START WORKING DATA

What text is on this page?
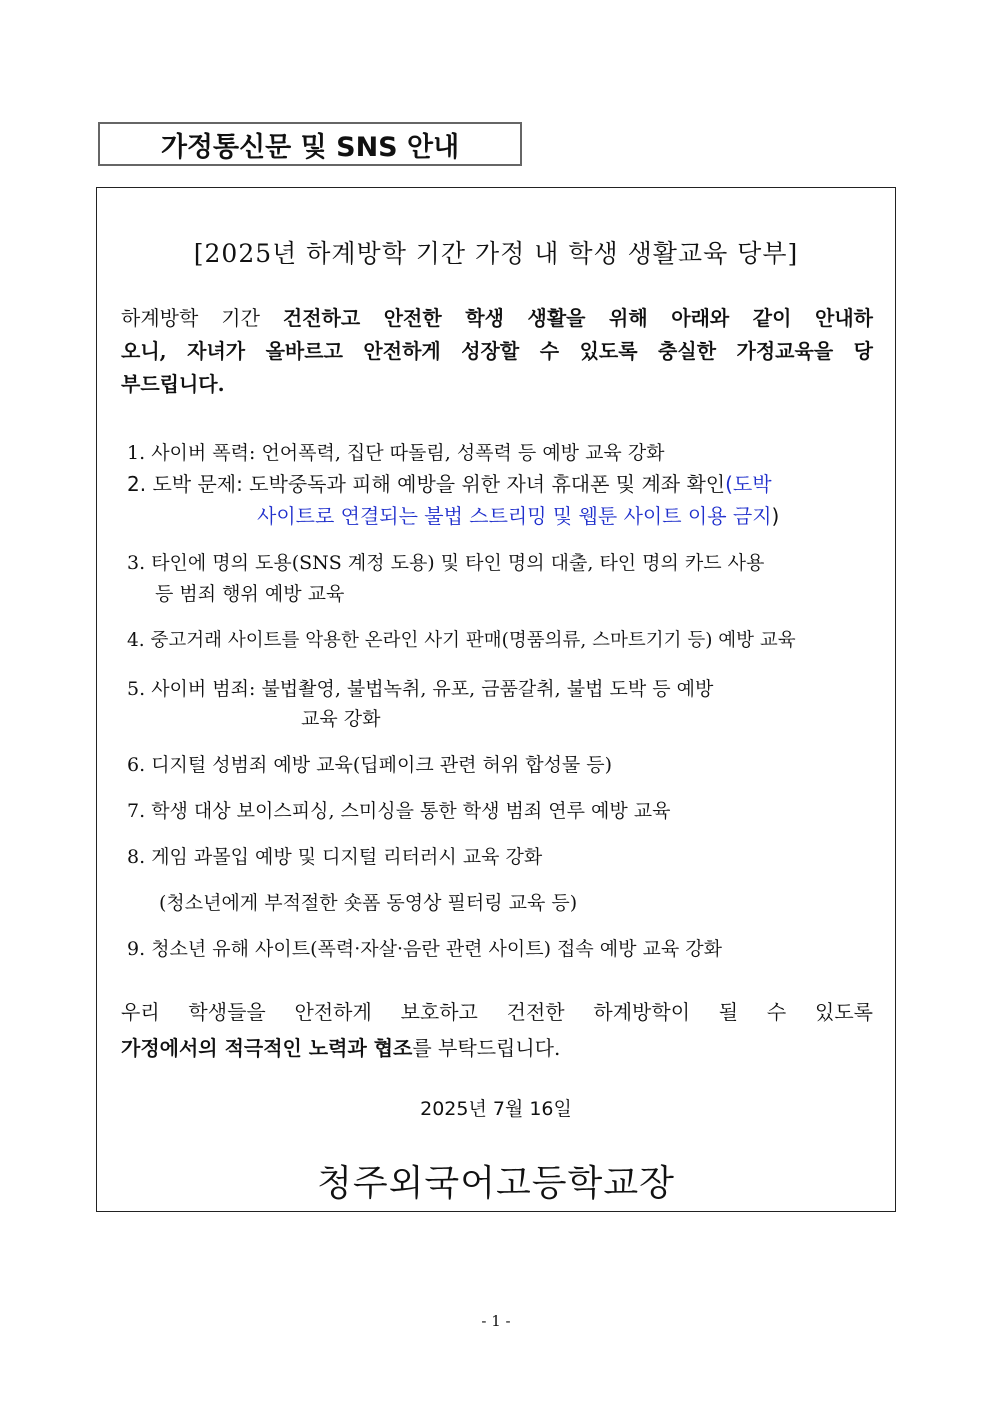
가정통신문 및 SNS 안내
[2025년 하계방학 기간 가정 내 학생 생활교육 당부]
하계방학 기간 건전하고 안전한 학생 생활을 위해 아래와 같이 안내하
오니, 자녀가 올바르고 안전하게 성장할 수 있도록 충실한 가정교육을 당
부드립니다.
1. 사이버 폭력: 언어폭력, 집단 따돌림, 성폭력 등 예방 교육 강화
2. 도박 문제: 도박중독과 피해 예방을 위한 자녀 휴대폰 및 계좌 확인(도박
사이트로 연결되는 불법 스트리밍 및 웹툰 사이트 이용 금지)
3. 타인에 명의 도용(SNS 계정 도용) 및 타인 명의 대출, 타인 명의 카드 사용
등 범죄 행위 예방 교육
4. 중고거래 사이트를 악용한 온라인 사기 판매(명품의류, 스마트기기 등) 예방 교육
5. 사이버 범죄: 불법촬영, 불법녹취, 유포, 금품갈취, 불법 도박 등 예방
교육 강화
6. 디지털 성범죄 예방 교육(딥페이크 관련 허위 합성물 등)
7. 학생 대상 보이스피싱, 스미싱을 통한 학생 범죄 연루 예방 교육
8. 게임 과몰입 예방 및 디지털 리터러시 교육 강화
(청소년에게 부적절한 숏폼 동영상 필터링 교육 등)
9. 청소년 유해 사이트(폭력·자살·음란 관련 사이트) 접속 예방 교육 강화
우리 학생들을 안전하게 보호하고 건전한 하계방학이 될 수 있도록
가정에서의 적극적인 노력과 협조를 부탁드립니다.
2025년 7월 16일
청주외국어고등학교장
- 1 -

END WORKING DATA

→ **EXERCISE DETAILS**:
Give the number of lines in the material above that have the word "안전하게" in them, and nothing more.

→ **THE COMPLETED TASK**:
2